## Exercice 1
D'après le texte sur l'allongement des os chez la chauve-souris, quel pourcentage de différences présente la séquence régulatrice du gène PRX1 entre la souris et la chauve-souris ?
## Exercice 2
Reproduisez le passage du texte sur l'allongement des os chez la chauve-souris, depuis « Expérience 2 : traitement » jusqu'à « chauve-souris que chez la souris. » inclus.

Expérience 1 : traitement d'un membre de chauve-souris à la protéine BMP2


 
Expérience 2 : traitement de métatarsiens de rat à des doses croissantes de protéine BMP2


On constate :
1) qu'un augmentation du taux de protéine BMP2 sur un embryon de chauve-souris entraine une augmentation de la longueur des os antrérieurs
2) que lorsqu'on traite des métatarsiens de rat à la protéine BMP2 de chauve-souris, plus le taux de protéine administré est élevé, plus le métatarsien s'allonge.
On peut donc en conclure que la différence de séquence entraîne une différence d'expression et chez la chauve-souris, le taux de protéine BMP2 produit est beaucoup plus élevé que chez la souris.
  
Lors d'expériences, on a pu constater que l'expression d'un gène baptisé PRX1 est beaucoup plus importante chez la chauve-souris que chez la souris.

La chauve-souris est en haut


Ce gène code pour une protéine qui provoque l'allongement des os. Les souris mutantes pour ce gène présentent des anomalies de  croissance des os.


L'analyse de la séquence d'ADN du gène PRX1 chez la souris et chez la chauve-souris montre une différence très faible de 1,9%. En revanche, la séquence régulatrice présente 19,1% de différences.

## Données fournies
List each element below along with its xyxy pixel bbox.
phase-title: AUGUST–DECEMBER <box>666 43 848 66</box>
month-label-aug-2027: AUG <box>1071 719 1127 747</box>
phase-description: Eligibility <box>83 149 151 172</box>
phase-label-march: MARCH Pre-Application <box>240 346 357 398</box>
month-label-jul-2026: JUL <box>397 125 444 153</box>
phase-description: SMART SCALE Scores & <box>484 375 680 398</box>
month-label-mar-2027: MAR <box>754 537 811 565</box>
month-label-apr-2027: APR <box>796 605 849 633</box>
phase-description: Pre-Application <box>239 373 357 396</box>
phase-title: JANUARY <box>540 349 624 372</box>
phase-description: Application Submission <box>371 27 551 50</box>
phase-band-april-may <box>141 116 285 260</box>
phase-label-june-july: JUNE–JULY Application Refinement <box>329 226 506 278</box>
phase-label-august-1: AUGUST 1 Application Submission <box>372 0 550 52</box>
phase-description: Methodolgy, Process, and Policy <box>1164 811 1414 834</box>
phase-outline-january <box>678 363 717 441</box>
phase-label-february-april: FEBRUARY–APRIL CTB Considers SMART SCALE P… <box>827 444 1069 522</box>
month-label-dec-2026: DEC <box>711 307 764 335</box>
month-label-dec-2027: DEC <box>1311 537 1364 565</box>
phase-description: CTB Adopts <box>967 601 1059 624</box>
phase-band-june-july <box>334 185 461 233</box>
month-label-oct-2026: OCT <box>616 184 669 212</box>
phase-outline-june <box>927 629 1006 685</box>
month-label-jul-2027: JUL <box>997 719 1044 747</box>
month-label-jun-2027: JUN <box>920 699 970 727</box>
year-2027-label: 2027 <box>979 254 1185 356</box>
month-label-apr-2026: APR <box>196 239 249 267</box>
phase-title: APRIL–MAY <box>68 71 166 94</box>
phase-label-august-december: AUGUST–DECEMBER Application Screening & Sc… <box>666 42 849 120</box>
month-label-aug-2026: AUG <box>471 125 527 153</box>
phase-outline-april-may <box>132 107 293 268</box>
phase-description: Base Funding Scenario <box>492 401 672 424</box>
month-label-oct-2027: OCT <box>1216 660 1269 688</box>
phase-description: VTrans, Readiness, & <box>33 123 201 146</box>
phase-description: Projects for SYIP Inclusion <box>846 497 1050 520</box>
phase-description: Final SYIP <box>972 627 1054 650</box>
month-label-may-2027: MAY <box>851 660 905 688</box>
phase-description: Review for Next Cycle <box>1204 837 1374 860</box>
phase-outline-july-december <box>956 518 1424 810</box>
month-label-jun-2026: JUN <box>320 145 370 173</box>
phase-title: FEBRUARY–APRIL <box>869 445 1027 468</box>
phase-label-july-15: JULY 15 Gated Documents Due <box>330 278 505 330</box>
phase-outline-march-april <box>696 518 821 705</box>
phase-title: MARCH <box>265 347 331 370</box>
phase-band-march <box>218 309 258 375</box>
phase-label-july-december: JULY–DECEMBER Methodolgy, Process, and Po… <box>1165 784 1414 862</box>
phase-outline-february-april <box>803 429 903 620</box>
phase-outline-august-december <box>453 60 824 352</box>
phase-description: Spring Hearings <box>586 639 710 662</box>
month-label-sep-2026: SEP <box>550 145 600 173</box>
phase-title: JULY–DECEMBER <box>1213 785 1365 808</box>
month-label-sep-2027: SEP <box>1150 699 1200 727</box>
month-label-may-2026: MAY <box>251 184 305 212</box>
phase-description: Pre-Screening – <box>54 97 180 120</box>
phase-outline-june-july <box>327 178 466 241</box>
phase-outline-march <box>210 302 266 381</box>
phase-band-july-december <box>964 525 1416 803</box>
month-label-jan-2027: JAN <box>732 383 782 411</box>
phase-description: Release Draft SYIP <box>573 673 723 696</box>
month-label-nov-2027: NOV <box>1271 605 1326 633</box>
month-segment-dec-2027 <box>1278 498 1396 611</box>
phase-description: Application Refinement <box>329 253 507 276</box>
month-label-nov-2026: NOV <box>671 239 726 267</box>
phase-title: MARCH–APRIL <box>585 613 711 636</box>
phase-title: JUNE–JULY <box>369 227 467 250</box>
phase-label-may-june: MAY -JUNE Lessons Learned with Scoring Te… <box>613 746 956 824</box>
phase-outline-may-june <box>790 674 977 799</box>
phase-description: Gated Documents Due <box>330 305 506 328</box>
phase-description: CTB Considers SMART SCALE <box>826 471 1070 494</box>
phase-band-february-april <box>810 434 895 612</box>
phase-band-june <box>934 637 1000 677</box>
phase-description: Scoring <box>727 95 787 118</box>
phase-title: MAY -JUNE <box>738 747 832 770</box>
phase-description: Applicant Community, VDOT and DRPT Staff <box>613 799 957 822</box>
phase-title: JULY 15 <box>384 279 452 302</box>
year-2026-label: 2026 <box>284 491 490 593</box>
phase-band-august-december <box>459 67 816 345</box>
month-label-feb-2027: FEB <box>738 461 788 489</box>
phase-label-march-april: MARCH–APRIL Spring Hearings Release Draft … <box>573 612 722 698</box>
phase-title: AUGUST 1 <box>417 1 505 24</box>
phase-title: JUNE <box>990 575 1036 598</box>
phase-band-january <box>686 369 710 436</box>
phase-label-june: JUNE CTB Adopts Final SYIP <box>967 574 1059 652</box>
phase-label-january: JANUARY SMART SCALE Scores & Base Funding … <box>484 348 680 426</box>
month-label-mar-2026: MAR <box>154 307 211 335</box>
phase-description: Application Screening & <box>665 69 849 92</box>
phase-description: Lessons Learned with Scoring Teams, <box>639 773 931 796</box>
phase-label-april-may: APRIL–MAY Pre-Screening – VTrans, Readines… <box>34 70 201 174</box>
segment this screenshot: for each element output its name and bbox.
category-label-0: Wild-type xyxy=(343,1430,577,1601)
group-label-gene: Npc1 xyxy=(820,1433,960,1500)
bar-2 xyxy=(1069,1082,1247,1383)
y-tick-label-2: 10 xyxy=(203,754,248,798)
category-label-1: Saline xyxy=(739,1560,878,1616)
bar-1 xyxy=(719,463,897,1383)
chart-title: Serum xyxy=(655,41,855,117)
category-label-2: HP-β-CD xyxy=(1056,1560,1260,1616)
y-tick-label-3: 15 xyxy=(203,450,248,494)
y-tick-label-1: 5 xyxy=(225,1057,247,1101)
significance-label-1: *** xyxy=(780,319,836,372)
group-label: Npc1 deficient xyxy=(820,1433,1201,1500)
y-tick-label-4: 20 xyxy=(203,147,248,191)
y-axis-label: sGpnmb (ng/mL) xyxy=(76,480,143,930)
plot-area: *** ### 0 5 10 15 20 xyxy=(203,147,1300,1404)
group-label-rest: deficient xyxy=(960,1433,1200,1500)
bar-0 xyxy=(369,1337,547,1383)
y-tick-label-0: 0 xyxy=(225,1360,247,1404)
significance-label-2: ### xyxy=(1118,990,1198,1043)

## Réponse 1
19,1 %.

## Réponse 2
Expérience 2 : traitement de métatarsiens de rat à des doses croissantes de protéine BMP2


On constate :
1) qu'un augmentation du taux de protéine BMP2 sur un embryon de chauve-souris entraine une augmentation de la longueur des os antrérieurs
2) que lorsqu'on traite des métatarsiens de rat à la protéine BMP2 de chauve-souris, plus le taux de protéine administré est élevé, plus le métatarsien s'allonge.
On peut donc en conclure que la différence de séquence entraîne une différence d'expression et chez la chauve-souris, le taux de protéine BMP2 produit est beaucoup plus élevé que chez la souris.
  
Lors d'expériences, on a pu constater que l'expression d'un gène baptisé PRX1 est beaucoup plus importante chez la chauve-souris que chez la souris.